Copy out, character for character, the entries starting with the line that contains "stat-value: 452 (458, 210, 519, 244)" and going on through the line that contains "bill-yen-icon (268, 290, 362, 384)", including both of those lines.

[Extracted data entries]
----------------
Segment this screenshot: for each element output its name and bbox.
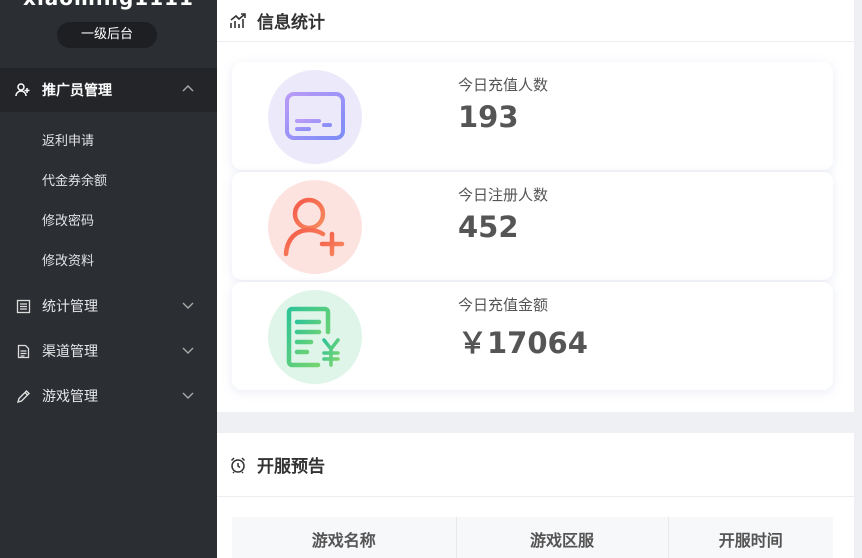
stat-value: 452 (458, 210, 519, 244)
menu-group-label: 推广员管理 (42, 83, 112, 99)
level-badge[interactable]: 一级后台 (57, 22, 157, 48)
panel-title: 信息统计 (257, 13, 325, 33)
menu-group-promoter[interactable]: 推广员管理 (0, 68, 217, 112)
submenu-item-change-password[interactable]: 修改密码 (42, 210, 94, 229)
user-plus-icon (268, 180, 362, 274)
stat-card-recharge-users: 今日充值人数 193 (232, 62, 833, 170)
stat-value: 193 (458, 100, 519, 134)
list-icon (14, 297, 32, 315)
bill-yen-icon (268, 290, 362, 384)
stat-card-recharge-amount: 今日充值金额 ￥17064 (232, 282, 833, 390)
menu-group-label: 游戏管理 (42, 389, 98, 405)
chevron-down-icon (182, 347, 194, 354)
chevron-up-icon (182, 85, 194, 92)
stat-label: 今日充值金额 (458, 296, 549, 314)
sidebar: xiaoming1111 一级后台 推广员管理 返利申请 代金券余额 修改密码 … (0, 0, 217, 558)
alarm-clock-icon (230, 456, 246, 474)
column-header-game-name[interactable]: 游戏名称 (232, 517, 457, 558)
server-panel-header: 开服预告 (217, 433, 854, 497)
menu-group-label: 渠道管理 (42, 344, 98, 360)
submenu-item-voucher-balance[interactable]: 代金券余额 (42, 170, 107, 189)
user-add-icon (14, 81, 32, 99)
table-header-row: 游戏名称 游戏区服 开服时间 (232, 517, 833, 558)
chevron-down-icon (182, 302, 194, 309)
menu-group-label: 统计管理 (42, 299, 98, 315)
submenu-item-edit-profile[interactable]: 修改资料 (42, 250, 94, 269)
document-icon (14, 342, 32, 360)
column-header-server-zone[interactable]: 游戏区服 (456, 517, 669, 558)
pencil-icon (14, 387, 32, 405)
panel-title: 开服预告 (257, 457, 325, 477)
stats-panel: 信息统计 今日充值人数 193 今日注册人数 452 今日充值金额 ￥17064 (217, 0, 854, 412)
stat-label: 今日充值人数 (458, 76, 549, 94)
submenu-item-rebate-apply[interactable]: 返利申请 (42, 130, 94, 149)
stat-card-register-users: 今日注册人数 452 (232, 172, 833, 280)
stat-value: ￥17064 (458, 326, 588, 360)
stats-panel-header: 信息统计 (217, 0, 854, 42)
stat-label: 今日注册人数 (458, 186, 549, 204)
card-icon (268, 70, 362, 164)
menu-group-game[interactable]: 游戏管理 (0, 374, 217, 418)
chart-trend-icon (230, 12, 246, 28)
chevron-down-icon (182, 392, 194, 399)
menu-group-statistics[interactable]: 统计管理 (0, 284, 217, 328)
column-header-open-time[interactable]: 开服时间 (668, 517, 833, 558)
menu-group-channel[interactable]: 渠道管理 (0, 329, 217, 373)
server-panel: 开服预告 游戏名称 游戏区服 开服时间 (217, 433, 854, 558)
server-table: 游戏名称 游戏区服 开服时间 (232, 517, 833, 558)
user-name: xiaoming1111 (0, 0, 217, 10)
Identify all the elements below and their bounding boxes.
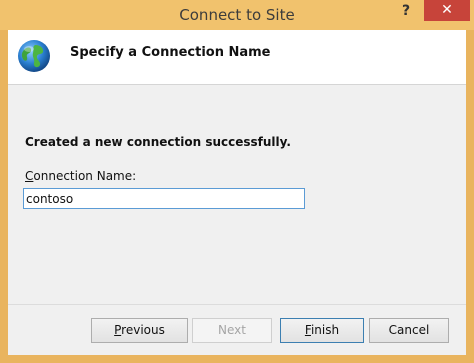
globe-icon [18, 40, 50, 72]
dialog-body: Specify a Connection Name Created a new … [8, 30, 466, 355]
previous-label: revious [121, 323, 165, 337]
page-title: Specify a Connection Name [70, 45, 271, 60]
dialog-window: Connect to Site ? ✕ Specify a Connection… [0, 0, 474, 363]
connection-name-input[interactable] [23, 188, 305, 209]
title-bar[interactable]: Connect to Site ? ✕ [0, 0, 474, 30]
footer-divider [8, 304, 466, 305]
wizard-header: Specify a Connection Name [8, 30, 466, 85]
help-button[interactable]: ? [388, 0, 424, 22]
cancel-button[interactable]: Cancel [369, 318, 449, 343]
status-message: Created a new connection successfully. [25, 135, 291, 149]
next-button[interactable]: Next [192, 318, 272, 343]
previous-button[interactable]: Previous [91, 318, 188, 343]
finish-button[interactable]: Finish [280, 318, 364, 343]
close-icon: ✕ [441, 2, 453, 18]
connection-name-label: Connection Name: [25, 169, 136, 183]
close-button[interactable]: ✕ [424, 0, 470, 21]
label-text: onnection Name: [33, 169, 137, 183]
finish-label: inish [310, 323, 340, 337]
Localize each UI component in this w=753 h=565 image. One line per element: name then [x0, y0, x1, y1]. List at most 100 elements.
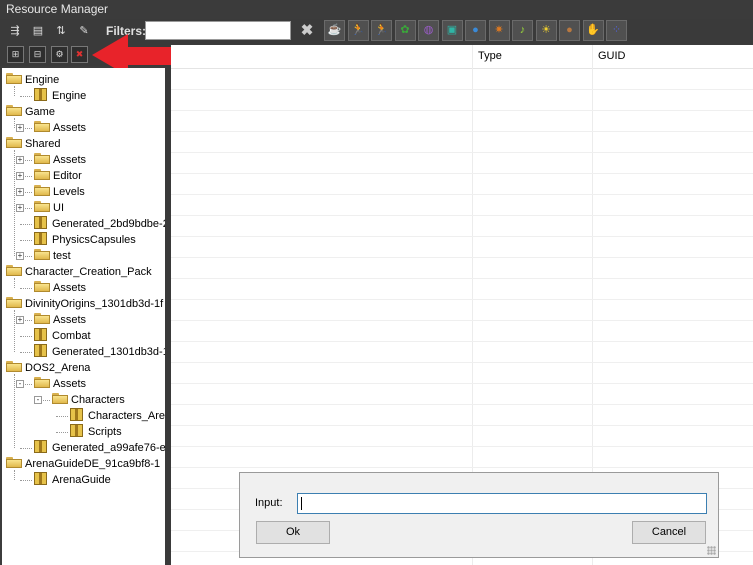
tree-node-label: Assets	[53, 154, 87, 166]
input-label: Input:	[255, 497, 283, 509]
sphere-icon[interactable]: ●	[465, 20, 486, 41]
all-types-icon[interactable]: ⁘	[606, 20, 627, 41]
expand-icon[interactable]: +	[16, 204, 24, 212]
grid-row[interactable]	[171, 362, 753, 363]
material-icon[interactable]: ✿	[394, 20, 416, 41]
cancel-button[interactable]: Cancel	[632, 521, 706, 544]
grid-row[interactable]	[171, 425, 753, 426]
grid-row[interactable]	[171, 404, 753, 405]
tree-folder-node[interactable]: UI	[34, 200, 64, 216]
tree-node-label: Assets	[53, 378, 87, 390]
column-header-name[interactable]	[171, 45, 472, 68]
tree-node-label: Generated_1301db3d-1	[52, 346, 165, 358]
text-caret	[301, 497, 302, 510]
tree-folder-node[interactable]: DivinityOrigins_1301db3d-1f	[6, 296, 163, 312]
save-package-icon[interactable]: ⊟	[29, 46, 46, 63]
grid-row[interactable]	[171, 173, 753, 174]
tree-node-label: Assets	[53, 282, 87, 294]
script-icon[interactable]: ✋	[582, 20, 604, 41]
tree-node-label: Assets	[53, 122, 87, 134]
expand-icon[interactable]: +	[16, 156, 24, 164]
tree-package-node[interactable]: Scripts	[70, 424, 122, 440]
grid-row[interactable]	[171, 152, 753, 153]
grid-row[interactable]	[171, 131, 753, 132]
grid-row[interactable]	[171, 299, 753, 300]
tree-folder-node[interactable]: Levels	[34, 184, 85, 200]
ok-button[interactable]: Ok	[256, 521, 330, 544]
list-view-icon[interactable]: ▤	[29, 22, 47, 40]
grid-row[interactable]	[171, 110, 753, 111]
resize-grip-icon[interactable]	[707, 546, 716, 555]
expand-icon[interactable]: +	[16, 172, 24, 180]
column-header-type[interactable]: Type	[472, 45, 592, 68]
tree-folder-node[interactable]: ArenaGuideDE_91ca9bf8-1	[6, 456, 160, 472]
grid-row[interactable]	[171, 341, 753, 342]
grid-row[interactable]	[171, 194, 753, 195]
pin-icon[interactable]: ✎	[75, 22, 93, 40]
tree-folder-node[interactable]: test	[34, 248, 71, 264]
tree-node-label: Game	[25, 106, 55, 118]
sort-icon[interactable]: ⇅	[52, 22, 70, 40]
grid-header: Type GUID	[171, 45, 753, 69]
tree-folder-node[interactable]: Assets	[34, 376, 86, 392]
tree-package-node[interactable]: Combat	[34, 328, 91, 344]
tree-package-node[interactable]: PhysicsCapsules	[34, 232, 136, 248]
tree-node-label: Scripts	[88, 426, 122, 438]
tree-folder-node[interactable]: Assets	[34, 152, 86, 168]
folder-icon	[6, 73, 22, 84]
expand-icon[interactable]: +	[16, 124, 24, 132]
tree-package-node[interactable]: Engine	[34, 88, 86, 104]
new-package-icon[interactable]: ⊞	[7, 46, 24, 63]
grid-row[interactable]	[171, 215, 753, 216]
light-icon[interactable]: ☀	[535, 20, 557, 41]
grid-row[interactable]	[171, 383, 753, 384]
tree-package-node[interactable]: Characters_Aren	[70, 408, 165, 424]
animation-icon[interactable]: 🏃	[347, 20, 369, 41]
expand-icon[interactable]: +	[16, 188, 24, 196]
tree-expand-icon[interactable]: ⇶	[6, 22, 24, 40]
tree-node-label: Levels	[53, 186, 85, 198]
grid-row[interactable]	[171, 467, 753, 468]
sound-icon[interactable]: ♪	[512, 20, 533, 41]
expand-icon[interactable]: +	[16, 316, 24, 324]
folder-icon	[34, 313, 50, 324]
grid-row[interactable]	[171, 236, 753, 237]
physics-icon[interactable]: ●	[559, 20, 580, 41]
tree-node-label: Character_Creation_Pack	[25, 266, 152, 278]
tree-connector	[20, 336, 32, 337]
window-title: Resource Manager	[0, 0, 753, 19]
tree-package-node[interactable]: ArenaGuide	[34, 472, 111, 488]
expand-icon[interactable]: +	[16, 252, 24, 260]
tree-package-node[interactable]: Generated_2bd9bdbe-2	[34, 216, 165, 232]
grid-row[interactable]	[171, 446, 753, 447]
dialog-input-field[interactable]	[297, 493, 707, 514]
tree-node-label: DOS2_Arena	[25, 362, 91, 374]
tree-folder-node[interactable]: Character_Creation_Pack	[6, 264, 152, 280]
collapse-icon[interactable]: -	[16, 380, 24, 388]
tree-connector	[20, 96, 32, 97]
teapot-icon[interactable]: ☕	[324, 20, 345, 41]
tree-folder-node[interactable]: Editor	[34, 168, 82, 184]
column-header-guid[interactable]: GUID	[592, 45, 753, 68]
tree-node-label: Generated_2bd9bdbe-2	[52, 218, 165, 230]
grid-row[interactable]	[171, 278, 753, 279]
texture-icon[interactable]: ◍	[418, 20, 439, 41]
tree-folder-node[interactable]: Assets	[34, 280, 86, 296]
tree-folder-node[interactable]: Assets	[34, 120, 86, 136]
tree-folder-node[interactable]: Characters	[52, 392, 125, 408]
grid-row[interactable]	[171, 257, 753, 258]
grid-row[interactable]	[171, 320, 753, 321]
tree-folder-node[interactable]: DOS2_Arena	[6, 360, 90, 376]
effect-icon[interactable]: ✷	[488, 20, 510, 41]
character-icon[interactable]: 🏃	[371, 20, 392, 41]
resource-tree[interactable]: Engine Engine Game Assets + Shared Assets + Edit…	[2, 68, 165, 565]
collapse-icon[interactable]: -	[34, 396, 42, 404]
settings-package-icon[interactable]: ⚙	[51, 46, 68, 63]
tree-package-node[interactable]: Generated_a99afe76-e	[34, 440, 165, 456]
folder-icon	[52, 393, 68, 404]
grid-row[interactable]	[171, 89, 753, 90]
model-icon[interactable]: ▣	[441, 20, 463, 41]
delete-package-icon[interactable]: ✖	[71, 46, 88, 63]
tree-folder-node[interactable]: Assets	[34, 312, 86, 328]
tree-package-node[interactable]: Generated_1301db3d-1	[34, 344, 165, 360]
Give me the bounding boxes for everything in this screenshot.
----------------
## RESULT
stat-value: 452 (458, 210, 519, 244)
menu-group-label: 推广员管理 (42, 83, 112, 99)
level-badge[interactable]: 一级后台 (57, 22, 157, 48)
panel-title: 信息统计 (257, 13, 325, 33)
menu-group-promoter[interactable]: 推广员管理 (0, 68, 217, 112)
submenu-item-change-password[interactable]: 修改密码 (42, 210, 94, 229)
user-plus-icon (268, 180, 362, 274)
stat-card-recharge-users: 今日充值人数 193 (232, 62, 833, 170)
stat-value: 193 (458, 100, 519, 134)
list-icon (14, 297, 32, 315)
bill-yen-icon (268, 290, 362, 384)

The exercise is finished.